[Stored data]
· · · · ·

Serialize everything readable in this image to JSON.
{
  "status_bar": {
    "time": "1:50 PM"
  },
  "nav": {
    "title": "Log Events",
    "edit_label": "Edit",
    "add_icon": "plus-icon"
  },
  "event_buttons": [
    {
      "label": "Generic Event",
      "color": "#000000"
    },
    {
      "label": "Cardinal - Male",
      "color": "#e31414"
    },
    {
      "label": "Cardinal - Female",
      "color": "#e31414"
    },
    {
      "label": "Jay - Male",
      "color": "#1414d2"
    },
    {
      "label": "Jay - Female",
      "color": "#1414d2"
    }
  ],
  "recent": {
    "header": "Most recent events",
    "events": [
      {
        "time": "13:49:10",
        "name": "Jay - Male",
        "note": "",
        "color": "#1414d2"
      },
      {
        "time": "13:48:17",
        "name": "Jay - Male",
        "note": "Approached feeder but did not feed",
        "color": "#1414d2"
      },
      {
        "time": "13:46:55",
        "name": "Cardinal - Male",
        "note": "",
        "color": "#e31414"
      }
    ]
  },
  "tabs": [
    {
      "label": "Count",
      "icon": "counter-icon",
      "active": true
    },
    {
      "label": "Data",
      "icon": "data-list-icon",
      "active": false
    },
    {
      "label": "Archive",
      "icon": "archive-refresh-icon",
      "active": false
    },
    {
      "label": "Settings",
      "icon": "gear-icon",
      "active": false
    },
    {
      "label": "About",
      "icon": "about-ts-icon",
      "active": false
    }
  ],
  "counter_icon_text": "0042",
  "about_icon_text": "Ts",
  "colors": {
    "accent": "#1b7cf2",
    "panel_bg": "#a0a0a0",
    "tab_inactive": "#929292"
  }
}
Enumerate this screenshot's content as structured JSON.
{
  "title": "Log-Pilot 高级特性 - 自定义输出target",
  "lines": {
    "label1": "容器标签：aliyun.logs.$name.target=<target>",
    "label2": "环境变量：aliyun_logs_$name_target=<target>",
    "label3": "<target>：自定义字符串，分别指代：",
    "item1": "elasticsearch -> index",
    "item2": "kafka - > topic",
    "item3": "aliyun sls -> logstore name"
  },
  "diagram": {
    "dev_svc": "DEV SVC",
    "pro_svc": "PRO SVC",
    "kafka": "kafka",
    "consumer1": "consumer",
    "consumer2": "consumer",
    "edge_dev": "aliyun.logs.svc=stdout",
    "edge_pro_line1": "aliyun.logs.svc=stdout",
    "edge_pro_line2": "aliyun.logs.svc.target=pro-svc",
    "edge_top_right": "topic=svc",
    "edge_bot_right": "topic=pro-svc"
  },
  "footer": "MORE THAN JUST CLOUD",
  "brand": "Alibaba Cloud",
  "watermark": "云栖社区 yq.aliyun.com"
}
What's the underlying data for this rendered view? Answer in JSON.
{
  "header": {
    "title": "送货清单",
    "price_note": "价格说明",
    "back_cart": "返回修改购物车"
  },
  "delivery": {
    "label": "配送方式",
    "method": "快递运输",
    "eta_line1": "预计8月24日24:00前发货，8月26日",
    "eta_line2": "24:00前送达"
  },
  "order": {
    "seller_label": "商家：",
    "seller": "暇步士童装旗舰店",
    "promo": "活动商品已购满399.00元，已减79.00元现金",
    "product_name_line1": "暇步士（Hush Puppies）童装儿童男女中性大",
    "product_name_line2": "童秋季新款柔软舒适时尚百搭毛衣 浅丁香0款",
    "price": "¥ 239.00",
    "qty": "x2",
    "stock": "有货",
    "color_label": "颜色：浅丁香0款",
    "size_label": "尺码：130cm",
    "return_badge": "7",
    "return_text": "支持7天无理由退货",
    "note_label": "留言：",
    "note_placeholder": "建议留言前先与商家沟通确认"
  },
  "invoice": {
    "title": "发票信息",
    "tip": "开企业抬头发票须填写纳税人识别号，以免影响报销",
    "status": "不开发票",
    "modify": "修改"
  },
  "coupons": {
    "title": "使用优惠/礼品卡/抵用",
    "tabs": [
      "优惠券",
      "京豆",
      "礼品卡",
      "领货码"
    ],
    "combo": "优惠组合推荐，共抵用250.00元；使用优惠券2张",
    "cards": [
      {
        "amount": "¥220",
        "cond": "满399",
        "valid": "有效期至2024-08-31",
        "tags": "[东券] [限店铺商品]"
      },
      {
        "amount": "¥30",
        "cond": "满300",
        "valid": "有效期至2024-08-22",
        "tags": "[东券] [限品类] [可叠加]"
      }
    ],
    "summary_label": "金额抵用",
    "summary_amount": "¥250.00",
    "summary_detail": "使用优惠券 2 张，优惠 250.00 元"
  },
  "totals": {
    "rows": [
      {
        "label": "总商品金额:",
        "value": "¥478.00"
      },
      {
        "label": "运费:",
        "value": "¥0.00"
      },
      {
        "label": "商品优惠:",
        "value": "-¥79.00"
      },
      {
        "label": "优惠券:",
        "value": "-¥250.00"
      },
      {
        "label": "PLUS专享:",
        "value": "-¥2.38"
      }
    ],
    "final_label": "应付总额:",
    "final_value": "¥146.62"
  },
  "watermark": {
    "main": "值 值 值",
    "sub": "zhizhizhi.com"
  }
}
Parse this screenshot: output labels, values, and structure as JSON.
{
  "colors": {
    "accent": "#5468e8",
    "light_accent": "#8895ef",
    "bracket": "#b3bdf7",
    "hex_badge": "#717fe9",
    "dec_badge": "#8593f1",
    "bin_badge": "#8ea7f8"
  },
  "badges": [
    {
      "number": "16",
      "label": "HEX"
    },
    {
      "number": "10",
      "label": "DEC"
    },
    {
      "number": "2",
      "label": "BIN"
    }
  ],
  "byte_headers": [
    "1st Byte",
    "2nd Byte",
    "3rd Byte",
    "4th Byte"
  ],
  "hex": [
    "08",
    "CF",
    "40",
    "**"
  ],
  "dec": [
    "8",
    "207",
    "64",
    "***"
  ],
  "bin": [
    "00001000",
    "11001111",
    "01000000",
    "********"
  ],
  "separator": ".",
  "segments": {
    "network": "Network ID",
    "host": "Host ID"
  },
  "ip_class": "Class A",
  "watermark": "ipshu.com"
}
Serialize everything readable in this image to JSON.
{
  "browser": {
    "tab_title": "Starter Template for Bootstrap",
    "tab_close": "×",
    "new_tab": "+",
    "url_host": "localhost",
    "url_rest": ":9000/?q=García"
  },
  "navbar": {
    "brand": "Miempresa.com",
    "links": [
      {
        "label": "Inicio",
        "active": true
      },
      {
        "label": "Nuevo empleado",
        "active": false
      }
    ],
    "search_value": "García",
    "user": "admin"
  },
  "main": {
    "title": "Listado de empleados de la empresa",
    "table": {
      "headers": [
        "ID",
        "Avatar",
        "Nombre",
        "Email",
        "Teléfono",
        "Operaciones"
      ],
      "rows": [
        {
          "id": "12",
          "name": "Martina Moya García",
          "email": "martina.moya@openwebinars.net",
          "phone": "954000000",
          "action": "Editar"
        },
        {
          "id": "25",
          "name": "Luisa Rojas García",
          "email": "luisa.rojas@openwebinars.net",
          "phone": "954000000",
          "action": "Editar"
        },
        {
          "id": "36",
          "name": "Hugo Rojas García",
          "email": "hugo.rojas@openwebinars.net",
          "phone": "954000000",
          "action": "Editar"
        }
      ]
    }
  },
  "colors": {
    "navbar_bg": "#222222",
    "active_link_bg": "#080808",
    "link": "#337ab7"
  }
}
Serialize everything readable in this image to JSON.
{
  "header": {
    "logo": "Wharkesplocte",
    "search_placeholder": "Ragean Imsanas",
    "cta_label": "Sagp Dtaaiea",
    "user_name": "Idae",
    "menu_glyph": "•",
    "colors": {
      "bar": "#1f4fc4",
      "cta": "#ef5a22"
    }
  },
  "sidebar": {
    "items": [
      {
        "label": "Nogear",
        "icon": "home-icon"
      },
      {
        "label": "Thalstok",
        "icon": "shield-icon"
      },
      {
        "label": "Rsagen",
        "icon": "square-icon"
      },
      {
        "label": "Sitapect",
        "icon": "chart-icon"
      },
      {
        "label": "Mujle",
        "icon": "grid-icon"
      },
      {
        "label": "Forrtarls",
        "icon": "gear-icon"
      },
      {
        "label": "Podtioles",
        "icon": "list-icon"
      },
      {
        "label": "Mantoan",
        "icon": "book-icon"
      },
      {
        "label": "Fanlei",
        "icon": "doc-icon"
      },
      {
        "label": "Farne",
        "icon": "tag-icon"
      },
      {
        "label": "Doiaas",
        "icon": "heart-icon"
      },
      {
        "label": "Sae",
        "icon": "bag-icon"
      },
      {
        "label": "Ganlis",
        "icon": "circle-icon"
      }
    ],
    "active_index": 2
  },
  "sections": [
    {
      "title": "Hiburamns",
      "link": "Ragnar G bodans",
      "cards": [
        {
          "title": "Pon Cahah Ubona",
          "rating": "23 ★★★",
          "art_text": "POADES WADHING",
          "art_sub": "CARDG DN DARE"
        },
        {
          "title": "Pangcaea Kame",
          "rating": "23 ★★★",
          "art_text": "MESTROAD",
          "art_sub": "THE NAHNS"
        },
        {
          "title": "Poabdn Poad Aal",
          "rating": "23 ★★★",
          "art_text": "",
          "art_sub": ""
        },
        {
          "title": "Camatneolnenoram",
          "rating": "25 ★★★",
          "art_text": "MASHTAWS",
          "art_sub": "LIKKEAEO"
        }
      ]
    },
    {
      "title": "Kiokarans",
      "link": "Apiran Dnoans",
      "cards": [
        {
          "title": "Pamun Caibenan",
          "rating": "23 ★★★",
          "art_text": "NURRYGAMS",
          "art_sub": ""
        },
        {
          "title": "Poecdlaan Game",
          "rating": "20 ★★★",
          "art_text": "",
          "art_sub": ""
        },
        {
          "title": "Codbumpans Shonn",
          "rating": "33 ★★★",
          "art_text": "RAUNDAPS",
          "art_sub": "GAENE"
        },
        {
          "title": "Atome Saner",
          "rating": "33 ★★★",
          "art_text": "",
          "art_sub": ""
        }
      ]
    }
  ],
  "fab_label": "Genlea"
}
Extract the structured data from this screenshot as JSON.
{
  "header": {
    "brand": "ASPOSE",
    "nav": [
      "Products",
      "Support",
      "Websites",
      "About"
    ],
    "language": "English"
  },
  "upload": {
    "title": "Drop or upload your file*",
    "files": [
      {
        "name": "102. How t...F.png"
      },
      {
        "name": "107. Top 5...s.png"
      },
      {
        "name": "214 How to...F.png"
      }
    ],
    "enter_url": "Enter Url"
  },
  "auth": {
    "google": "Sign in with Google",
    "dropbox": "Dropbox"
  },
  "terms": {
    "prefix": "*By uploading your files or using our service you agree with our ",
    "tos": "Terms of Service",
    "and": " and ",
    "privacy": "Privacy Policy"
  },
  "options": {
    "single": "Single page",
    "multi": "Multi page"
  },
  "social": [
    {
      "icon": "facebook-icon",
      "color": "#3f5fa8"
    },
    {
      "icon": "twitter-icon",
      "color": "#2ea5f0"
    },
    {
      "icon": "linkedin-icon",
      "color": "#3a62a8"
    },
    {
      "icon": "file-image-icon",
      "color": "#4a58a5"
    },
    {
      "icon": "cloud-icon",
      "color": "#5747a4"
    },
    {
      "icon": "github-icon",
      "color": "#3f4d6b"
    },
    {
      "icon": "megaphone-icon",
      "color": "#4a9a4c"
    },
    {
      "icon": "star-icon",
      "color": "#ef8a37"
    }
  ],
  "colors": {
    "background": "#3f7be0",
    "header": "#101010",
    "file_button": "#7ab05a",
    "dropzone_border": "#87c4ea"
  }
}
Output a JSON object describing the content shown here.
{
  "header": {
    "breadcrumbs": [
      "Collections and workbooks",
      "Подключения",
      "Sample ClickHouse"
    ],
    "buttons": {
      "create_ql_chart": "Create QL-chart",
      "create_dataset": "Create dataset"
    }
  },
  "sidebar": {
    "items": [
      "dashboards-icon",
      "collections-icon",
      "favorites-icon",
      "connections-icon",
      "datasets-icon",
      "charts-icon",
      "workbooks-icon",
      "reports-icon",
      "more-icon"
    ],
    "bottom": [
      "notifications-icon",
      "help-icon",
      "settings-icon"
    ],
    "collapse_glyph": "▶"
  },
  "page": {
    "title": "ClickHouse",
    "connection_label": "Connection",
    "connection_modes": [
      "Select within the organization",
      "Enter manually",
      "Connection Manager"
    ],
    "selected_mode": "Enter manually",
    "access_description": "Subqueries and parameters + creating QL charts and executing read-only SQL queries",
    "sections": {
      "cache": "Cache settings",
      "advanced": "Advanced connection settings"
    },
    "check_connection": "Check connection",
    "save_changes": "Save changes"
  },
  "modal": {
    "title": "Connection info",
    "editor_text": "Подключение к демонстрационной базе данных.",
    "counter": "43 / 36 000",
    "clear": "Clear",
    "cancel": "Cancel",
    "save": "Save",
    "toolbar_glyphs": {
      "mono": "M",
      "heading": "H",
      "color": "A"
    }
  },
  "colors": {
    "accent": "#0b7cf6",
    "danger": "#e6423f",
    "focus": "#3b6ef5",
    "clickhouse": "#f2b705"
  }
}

· · · · ·

Do this →
Going through the entries above, report how many lines include the string "files". The number alone is the answer.

Reply to the exercise →
2